= What is needed =
Render the material again word for word, skipping the pictures in it.

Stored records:
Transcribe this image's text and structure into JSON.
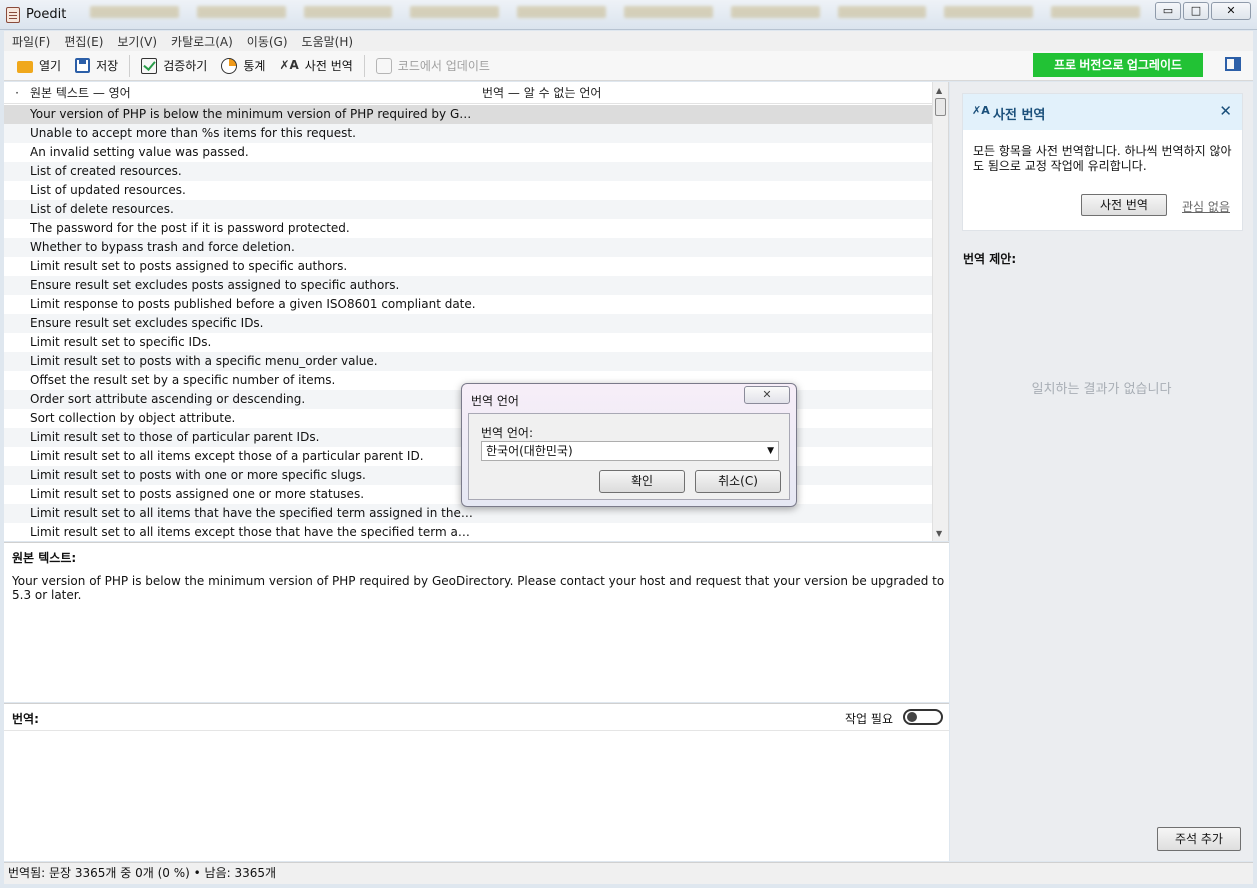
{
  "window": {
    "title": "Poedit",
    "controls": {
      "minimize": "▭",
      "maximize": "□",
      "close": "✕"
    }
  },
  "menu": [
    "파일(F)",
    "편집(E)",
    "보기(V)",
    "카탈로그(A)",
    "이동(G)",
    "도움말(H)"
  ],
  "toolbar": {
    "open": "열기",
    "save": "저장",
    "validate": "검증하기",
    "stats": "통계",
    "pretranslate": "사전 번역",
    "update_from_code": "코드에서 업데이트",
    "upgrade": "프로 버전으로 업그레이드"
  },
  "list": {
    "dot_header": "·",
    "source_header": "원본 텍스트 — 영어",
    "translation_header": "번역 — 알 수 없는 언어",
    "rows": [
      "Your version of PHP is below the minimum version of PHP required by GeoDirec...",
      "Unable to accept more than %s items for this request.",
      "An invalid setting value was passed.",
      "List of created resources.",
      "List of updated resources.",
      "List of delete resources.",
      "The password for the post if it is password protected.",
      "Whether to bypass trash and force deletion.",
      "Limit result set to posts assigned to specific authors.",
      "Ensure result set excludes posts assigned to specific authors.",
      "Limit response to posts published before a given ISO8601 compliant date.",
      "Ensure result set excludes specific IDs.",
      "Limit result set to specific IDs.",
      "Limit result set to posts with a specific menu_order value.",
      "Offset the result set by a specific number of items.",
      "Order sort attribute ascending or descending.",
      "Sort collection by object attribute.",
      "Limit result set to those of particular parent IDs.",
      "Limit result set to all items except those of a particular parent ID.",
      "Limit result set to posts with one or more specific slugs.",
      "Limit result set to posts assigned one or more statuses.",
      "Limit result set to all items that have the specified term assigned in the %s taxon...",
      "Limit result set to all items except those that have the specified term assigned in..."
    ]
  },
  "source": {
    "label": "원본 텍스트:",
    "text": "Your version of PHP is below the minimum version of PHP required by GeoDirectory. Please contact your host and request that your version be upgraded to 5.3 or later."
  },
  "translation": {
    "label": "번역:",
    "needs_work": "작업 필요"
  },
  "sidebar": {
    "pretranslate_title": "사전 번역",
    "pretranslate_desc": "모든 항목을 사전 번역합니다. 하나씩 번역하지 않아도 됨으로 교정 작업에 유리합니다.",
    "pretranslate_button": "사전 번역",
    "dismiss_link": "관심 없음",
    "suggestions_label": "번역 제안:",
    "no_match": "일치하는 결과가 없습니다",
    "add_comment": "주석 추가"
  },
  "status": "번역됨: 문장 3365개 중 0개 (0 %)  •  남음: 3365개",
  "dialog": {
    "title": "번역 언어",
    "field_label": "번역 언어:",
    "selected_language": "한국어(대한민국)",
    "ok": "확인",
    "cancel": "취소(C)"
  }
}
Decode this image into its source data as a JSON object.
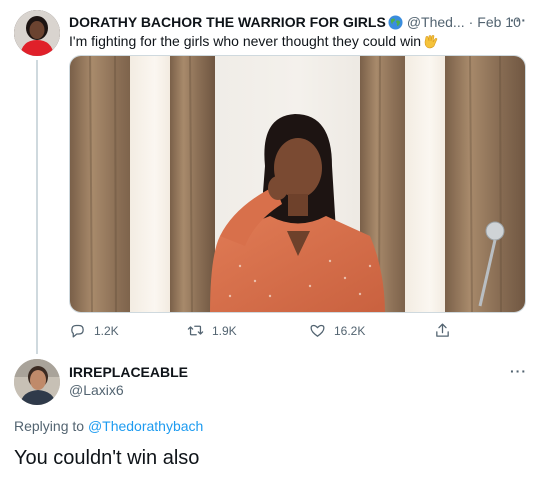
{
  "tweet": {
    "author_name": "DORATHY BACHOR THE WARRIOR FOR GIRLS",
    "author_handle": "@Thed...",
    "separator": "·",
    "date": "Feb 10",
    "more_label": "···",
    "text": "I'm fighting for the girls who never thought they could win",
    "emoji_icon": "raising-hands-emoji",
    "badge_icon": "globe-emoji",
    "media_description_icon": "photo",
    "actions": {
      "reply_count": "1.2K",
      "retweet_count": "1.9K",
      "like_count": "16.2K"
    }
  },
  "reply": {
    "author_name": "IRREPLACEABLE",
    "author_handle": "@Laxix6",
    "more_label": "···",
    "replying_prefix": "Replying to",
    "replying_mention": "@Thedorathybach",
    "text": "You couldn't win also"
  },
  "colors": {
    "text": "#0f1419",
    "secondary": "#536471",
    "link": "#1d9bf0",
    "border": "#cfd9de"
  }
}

= Task answer =
Transcribe this image's text and structure into JSON.
{
  "window": {
    "title": "Poedit",
    "controls": {
      "minimize": "▭",
      "maximize": "□",
      "close": "✕"
    }
  },
  "menu": [
    "파일(F)",
    "편집(E)",
    "보기(V)",
    "카탈로그(A)",
    "이동(G)",
    "도움말(H)"
  ],
  "toolbar": {
    "open": "열기",
    "save": "저장",
    "validate": "검증하기",
    "stats": "통계",
    "pretranslate": "사전 번역",
    "update_from_code": "코드에서 업데이트",
    "upgrade": "프로 버전으로 업그레이드"
  },
  "list": {
    "dot_header": "·",
    "source_header": "원본 텍스트 — 영어",
    "translation_header": "번역 — 알 수 없는 언어",
    "rows": [
      "Your version of PHP is below the minimum version of PHP required by GeoDirec...",
      "Unable to accept more than %s items for this request.",
      "An invalid setting value was passed.",
      "List of created resources.",
      "List of updated resources.",
      "List of delete resources.",
      "The password for the post if it is password protected.",
      "Whether to bypass trash and force deletion.",
      "Limit result set to posts assigned to specific authors.",
      "Ensure result set excludes posts assigned to specific authors.",
      "Limit response to posts published before a given ISO8601 compliant date.",
      "Ensure result set excludes specific IDs.",
      "Limit result set to specific IDs.",
      "Limit result set to posts with a specific menu_order value.",
      "Offset the result set by a specific number of items.",
      "Order sort attribute ascending or descending.",
      "Sort collection by object attribute.",
      "Limit result set to those of particular parent IDs.",
      "Limit result set to all items except those of a particular parent ID.",
      "Limit result set to posts with one or more specific slugs.",
      "Limit result set to posts assigned one or more statuses.",
      "Limit result set to all items that have the specified term assigned in the %s taxon...",
      "Limit result set to all items except those that have the specified term assigned in..."
    ]
  },
  "source": {
    "label": "원본 텍스트:",
    "text": "Your version of PHP is below the minimum version of PHP required by GeoDirectory. Please contact your host and request that your version be upgraded to 5.3 or later."
  },
  "translation": {
    "label": "번역:",
    "needs_work": "작업 필요"
  },
  "sidebar": {
    "pretranslate_title": "사전 번역",
    "pretranslate_desc": "모든 항목을 사전 번역합니다. 하나씩 번역하지 않아도 됨으로 교정 작업에 유리합니다.",
    "pretranslate_button": "사전 번역",
    "dismiss_link": "관심 없음",
    "suggestions_label": "번역 제안:",
    "no_match": "일치하는 결과가 없습니다",
    "add_comment": "주석 추가"
  },
  "status": "번역됨: 문장 3365개 중 0개 (0 %)  •  남음: 3365개",
  "dialog": {
    "title": "번역 언어",
    "field_label": "번역 언어:",
    "selected_language": "한국어(대한민국)",
    "ok": "확인",
    "cancel": "취소(C)"
  }
}
Decode this image into its source data as a JSON object.
{
  "tweet": {
    "author_name": "DORATHY BACHOR THE WARRIOR FOR GIRLS",
    "author_handle": "@Thed...",
    "separator": "·",
    "date": "Feb 10",
    "more_label": "···",
    "text": "I'm fighting for the girls who never thought they could win",
    "emoji_icon": "raising-hands-emoji",
    "badge_icon": "globe-emoji",
    "media_description_icon": "photo",
    "actions": {
      "reply_count": "1.2K",
      "retweet_count": "1.9K",
      "like_count": "16.2K"
    }
  },
  "reply": {
    "author_name": "IRREPLACEABLE",
    "author_handle": "@Laxix6",
    "more_label": "···",
    "replying_prefix": "Replying to",
    "replying_mention": "@Thedorathybach",
    "text": "You couldn't win also"
  },
  "colors": {
    "text": "#0f1419",
    "secondary": "#536471",
    "link": "#1d9bf0",
    "border": "#cfd9de"
  }
}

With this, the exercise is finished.